**Material to process**
○ ○ ○ ○ ○ ○ ○

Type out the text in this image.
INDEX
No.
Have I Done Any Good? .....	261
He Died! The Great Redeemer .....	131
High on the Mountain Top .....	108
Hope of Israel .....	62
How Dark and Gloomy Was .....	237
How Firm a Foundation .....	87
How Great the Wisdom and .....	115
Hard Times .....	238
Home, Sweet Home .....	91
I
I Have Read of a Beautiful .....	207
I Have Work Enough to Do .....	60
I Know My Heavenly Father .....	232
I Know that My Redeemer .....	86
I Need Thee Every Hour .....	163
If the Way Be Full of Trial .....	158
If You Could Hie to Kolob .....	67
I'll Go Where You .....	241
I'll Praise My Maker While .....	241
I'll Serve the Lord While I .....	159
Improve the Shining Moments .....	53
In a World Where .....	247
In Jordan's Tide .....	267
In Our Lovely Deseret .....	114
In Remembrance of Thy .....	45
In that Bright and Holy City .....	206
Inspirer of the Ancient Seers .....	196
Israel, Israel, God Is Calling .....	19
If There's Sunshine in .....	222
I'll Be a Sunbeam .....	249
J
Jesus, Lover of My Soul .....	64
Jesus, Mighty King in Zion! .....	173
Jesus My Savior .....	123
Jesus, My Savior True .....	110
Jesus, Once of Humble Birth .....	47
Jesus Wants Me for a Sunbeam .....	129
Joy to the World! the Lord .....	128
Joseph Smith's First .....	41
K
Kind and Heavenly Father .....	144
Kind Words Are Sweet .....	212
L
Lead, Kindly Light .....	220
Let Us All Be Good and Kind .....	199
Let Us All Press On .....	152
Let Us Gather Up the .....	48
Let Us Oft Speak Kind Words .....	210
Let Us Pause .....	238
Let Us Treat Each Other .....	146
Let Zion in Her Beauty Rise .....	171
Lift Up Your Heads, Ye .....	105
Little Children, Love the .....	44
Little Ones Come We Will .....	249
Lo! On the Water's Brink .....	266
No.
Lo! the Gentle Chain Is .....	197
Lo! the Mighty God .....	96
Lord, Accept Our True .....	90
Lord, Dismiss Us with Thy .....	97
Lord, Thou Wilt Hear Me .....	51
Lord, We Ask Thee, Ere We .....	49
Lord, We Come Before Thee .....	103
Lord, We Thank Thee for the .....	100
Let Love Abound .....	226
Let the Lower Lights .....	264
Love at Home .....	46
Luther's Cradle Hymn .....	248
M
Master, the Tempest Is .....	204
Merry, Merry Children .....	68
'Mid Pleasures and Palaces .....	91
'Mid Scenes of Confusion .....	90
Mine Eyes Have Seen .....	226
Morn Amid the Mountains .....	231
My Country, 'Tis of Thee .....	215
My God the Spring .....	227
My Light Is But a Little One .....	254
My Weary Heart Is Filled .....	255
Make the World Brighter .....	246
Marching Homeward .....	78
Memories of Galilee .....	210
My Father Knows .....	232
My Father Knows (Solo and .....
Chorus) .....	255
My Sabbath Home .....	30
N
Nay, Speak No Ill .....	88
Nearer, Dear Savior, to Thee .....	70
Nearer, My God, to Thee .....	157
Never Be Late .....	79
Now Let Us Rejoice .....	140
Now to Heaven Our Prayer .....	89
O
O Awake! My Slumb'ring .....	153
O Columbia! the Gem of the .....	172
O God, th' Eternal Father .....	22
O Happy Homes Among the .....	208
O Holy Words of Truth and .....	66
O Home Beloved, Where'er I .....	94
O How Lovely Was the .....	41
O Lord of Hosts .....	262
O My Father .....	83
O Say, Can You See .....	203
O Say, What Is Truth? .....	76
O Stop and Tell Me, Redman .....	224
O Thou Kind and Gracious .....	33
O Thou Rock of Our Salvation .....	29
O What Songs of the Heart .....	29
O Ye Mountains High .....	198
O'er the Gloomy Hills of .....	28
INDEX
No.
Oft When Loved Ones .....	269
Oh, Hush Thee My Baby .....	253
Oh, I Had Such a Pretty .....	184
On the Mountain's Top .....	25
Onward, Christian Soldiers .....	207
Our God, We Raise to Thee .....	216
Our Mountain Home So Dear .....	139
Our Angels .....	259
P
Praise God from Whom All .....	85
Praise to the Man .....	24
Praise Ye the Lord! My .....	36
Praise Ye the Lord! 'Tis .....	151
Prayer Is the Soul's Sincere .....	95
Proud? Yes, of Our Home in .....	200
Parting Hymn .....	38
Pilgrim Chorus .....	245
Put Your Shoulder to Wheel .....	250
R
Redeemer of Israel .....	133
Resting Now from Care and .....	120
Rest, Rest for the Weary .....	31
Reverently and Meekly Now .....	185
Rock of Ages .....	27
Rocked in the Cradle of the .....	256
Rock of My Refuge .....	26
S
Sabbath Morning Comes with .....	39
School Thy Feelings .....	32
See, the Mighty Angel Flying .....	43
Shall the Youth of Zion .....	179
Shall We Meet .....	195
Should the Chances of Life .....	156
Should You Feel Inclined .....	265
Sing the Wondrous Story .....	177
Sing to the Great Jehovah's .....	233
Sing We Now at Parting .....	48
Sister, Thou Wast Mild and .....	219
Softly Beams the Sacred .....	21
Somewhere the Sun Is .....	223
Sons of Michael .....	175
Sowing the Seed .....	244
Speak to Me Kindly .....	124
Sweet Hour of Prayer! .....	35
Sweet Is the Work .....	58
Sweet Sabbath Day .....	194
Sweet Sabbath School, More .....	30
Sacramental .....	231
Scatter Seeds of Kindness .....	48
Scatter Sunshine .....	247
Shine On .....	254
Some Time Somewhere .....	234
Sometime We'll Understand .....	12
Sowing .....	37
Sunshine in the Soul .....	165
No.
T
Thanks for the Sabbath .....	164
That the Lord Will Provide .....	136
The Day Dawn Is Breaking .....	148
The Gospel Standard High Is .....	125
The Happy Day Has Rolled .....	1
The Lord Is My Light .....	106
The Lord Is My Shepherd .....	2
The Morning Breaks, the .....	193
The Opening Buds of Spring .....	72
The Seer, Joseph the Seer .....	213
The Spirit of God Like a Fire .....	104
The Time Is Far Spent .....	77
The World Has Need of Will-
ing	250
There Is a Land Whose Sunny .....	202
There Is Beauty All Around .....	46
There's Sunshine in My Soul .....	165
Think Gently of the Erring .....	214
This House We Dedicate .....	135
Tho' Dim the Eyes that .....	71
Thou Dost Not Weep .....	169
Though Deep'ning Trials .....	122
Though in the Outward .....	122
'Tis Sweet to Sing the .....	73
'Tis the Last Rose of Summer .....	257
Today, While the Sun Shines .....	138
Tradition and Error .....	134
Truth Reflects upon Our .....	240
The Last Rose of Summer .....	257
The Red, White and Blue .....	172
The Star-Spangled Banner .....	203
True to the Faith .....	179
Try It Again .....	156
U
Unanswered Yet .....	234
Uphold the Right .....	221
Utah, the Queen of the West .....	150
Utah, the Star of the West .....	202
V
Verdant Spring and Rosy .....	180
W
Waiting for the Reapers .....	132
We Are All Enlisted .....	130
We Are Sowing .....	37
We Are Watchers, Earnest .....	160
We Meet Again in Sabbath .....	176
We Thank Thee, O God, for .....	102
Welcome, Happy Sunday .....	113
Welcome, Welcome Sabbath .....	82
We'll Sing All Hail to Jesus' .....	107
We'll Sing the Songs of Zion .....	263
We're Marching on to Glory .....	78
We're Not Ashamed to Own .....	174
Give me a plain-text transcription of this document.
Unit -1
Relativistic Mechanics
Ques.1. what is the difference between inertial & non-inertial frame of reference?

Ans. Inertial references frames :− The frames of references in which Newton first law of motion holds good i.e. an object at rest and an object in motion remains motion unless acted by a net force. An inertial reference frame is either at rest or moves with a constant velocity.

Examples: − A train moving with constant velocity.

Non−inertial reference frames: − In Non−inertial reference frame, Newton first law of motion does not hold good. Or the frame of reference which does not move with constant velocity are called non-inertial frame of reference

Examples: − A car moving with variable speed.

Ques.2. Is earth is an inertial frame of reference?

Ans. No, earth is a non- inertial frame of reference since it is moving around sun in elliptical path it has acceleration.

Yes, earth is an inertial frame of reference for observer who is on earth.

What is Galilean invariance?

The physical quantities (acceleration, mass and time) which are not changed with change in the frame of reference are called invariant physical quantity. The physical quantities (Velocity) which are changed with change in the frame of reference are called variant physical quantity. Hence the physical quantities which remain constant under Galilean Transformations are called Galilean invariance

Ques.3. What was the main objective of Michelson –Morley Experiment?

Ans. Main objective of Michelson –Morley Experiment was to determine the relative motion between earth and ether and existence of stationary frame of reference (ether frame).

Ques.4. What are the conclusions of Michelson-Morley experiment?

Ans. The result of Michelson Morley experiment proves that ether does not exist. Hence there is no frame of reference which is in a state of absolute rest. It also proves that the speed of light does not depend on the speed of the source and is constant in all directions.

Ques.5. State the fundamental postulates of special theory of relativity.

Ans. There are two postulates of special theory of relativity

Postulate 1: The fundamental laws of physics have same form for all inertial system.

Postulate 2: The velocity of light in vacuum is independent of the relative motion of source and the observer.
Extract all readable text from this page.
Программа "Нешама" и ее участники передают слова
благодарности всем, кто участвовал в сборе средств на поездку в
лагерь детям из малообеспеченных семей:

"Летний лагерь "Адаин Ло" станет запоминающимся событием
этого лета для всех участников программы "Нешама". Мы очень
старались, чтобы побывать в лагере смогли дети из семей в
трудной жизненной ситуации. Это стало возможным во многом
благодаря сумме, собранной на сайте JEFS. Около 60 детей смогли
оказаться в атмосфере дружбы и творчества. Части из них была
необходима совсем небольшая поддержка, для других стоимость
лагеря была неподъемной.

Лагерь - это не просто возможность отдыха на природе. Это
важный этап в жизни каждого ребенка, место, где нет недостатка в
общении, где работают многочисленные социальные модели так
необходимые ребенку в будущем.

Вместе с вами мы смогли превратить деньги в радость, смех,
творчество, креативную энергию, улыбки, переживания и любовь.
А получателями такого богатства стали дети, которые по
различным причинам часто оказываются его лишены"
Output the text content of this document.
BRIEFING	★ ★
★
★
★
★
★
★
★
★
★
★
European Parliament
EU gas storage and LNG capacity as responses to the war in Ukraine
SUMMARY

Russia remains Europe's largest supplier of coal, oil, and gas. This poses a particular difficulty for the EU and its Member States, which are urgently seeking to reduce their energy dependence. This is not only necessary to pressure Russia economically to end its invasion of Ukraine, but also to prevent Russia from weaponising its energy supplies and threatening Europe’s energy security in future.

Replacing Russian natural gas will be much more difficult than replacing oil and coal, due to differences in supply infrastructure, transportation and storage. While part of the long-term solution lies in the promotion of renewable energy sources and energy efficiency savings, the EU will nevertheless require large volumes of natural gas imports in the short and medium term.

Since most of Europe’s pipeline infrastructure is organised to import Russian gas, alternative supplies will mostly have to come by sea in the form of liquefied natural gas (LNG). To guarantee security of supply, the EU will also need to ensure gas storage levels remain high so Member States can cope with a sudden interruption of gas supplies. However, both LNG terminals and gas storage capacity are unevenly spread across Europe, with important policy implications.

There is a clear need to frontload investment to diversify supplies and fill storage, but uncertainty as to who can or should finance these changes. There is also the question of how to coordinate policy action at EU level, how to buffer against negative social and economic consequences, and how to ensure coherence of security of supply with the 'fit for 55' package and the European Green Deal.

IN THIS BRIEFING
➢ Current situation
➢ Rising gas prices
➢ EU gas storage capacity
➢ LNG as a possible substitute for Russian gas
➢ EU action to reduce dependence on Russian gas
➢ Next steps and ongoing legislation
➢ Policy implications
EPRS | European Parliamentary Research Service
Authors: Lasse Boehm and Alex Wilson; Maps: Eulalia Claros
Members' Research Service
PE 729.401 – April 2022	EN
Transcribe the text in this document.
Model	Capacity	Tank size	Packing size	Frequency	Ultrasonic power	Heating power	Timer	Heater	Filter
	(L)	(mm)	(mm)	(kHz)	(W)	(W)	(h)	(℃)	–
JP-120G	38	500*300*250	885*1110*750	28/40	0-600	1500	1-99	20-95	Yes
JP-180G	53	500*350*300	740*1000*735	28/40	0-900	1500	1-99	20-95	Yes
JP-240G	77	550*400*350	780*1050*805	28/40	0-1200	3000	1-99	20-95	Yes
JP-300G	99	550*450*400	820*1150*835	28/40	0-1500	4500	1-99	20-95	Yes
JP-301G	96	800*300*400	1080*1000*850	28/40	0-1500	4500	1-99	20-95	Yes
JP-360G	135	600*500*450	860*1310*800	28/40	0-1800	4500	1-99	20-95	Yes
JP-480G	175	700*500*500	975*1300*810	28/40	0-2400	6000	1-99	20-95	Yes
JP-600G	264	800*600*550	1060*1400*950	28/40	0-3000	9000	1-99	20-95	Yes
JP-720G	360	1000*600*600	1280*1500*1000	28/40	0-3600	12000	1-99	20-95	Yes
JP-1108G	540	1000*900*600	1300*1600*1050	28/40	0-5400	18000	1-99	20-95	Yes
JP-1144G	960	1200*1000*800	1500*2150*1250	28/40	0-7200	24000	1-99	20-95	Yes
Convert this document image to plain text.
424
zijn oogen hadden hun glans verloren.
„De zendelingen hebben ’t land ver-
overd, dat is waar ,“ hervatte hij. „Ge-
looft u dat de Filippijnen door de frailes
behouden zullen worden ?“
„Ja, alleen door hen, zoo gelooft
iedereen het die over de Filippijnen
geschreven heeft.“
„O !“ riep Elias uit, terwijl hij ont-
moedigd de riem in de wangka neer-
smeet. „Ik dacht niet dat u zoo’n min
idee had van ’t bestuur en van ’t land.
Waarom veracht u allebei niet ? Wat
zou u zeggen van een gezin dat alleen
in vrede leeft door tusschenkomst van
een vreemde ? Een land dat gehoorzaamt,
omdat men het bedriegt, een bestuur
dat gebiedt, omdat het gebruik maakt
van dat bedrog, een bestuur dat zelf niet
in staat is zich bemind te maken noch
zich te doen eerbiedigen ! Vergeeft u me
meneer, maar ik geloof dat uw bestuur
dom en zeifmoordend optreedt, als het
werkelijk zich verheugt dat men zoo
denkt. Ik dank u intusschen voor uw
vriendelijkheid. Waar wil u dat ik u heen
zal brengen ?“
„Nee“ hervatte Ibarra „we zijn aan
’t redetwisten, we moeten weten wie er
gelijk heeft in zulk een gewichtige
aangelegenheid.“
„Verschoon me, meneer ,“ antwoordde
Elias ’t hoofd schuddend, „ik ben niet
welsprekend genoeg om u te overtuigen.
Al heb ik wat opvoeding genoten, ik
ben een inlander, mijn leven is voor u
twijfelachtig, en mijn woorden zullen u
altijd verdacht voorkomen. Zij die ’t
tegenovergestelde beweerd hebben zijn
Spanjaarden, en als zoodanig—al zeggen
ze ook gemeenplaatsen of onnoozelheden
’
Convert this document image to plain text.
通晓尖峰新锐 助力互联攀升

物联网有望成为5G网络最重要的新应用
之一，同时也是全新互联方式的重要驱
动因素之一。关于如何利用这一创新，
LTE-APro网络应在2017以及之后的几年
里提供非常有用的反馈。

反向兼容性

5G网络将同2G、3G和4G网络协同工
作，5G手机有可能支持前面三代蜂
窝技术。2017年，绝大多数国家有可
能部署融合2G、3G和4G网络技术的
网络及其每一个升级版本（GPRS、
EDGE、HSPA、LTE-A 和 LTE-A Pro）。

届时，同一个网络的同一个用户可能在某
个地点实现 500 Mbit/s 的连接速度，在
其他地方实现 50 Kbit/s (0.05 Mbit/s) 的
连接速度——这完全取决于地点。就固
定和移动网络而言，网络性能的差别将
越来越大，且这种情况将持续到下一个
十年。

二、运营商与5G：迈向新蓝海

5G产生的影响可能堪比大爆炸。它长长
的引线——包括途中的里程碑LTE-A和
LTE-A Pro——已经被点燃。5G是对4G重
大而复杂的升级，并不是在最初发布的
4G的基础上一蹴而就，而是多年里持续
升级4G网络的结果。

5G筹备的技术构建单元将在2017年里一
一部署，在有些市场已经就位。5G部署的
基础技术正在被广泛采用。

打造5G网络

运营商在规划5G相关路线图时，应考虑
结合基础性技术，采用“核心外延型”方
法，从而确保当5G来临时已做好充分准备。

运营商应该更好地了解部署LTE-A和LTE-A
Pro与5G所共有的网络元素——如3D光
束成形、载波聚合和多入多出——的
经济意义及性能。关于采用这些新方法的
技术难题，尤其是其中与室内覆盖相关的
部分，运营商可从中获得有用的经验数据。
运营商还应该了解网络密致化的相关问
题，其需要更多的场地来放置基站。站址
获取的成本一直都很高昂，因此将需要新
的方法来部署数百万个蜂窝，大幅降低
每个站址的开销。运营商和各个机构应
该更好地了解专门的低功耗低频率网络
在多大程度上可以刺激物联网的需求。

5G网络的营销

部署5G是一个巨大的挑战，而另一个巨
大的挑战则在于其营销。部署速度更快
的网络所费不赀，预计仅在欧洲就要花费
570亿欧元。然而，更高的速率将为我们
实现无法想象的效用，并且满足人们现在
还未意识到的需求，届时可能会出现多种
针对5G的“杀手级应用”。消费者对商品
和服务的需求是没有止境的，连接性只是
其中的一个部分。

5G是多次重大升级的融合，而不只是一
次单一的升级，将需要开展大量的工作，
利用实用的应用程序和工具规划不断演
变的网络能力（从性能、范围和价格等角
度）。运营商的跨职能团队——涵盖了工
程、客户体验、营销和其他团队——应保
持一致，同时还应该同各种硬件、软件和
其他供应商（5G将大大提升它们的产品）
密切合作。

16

○ ○ ○ ○ ○ ○ ○

**Short problem**
Copy all the lines above that hold the string "Filippijnen".

**Written response**
looft u dat de Filippijnen door de frailes
iedereen het die over de Filippijnen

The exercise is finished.